Problem details:
Locate every line in the records below that contains the word "AOÛT", and copy each one.

Collection entries:

- - -

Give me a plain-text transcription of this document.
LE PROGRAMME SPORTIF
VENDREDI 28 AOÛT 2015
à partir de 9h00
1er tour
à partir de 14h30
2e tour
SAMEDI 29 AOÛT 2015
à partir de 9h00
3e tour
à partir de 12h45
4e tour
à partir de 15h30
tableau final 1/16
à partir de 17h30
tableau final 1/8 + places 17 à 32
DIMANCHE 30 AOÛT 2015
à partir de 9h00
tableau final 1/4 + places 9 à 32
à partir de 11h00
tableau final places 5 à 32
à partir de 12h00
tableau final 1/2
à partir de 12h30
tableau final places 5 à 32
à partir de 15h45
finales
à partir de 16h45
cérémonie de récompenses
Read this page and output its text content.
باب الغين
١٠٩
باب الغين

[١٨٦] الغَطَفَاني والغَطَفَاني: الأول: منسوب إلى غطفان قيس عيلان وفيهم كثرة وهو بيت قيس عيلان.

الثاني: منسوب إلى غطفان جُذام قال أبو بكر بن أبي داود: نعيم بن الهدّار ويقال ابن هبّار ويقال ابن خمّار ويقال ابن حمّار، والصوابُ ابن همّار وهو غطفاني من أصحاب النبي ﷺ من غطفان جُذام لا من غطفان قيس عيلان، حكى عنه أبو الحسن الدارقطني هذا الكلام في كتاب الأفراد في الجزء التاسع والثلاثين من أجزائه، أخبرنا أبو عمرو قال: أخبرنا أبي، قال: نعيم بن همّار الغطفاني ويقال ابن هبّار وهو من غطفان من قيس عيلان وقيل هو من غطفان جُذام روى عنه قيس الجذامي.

- - -

Task result:
VENDREDI 28 AOÛT 2015
SAMEDI 29 AOÛT 2015
DIMANCHE 30 AOÛT 2015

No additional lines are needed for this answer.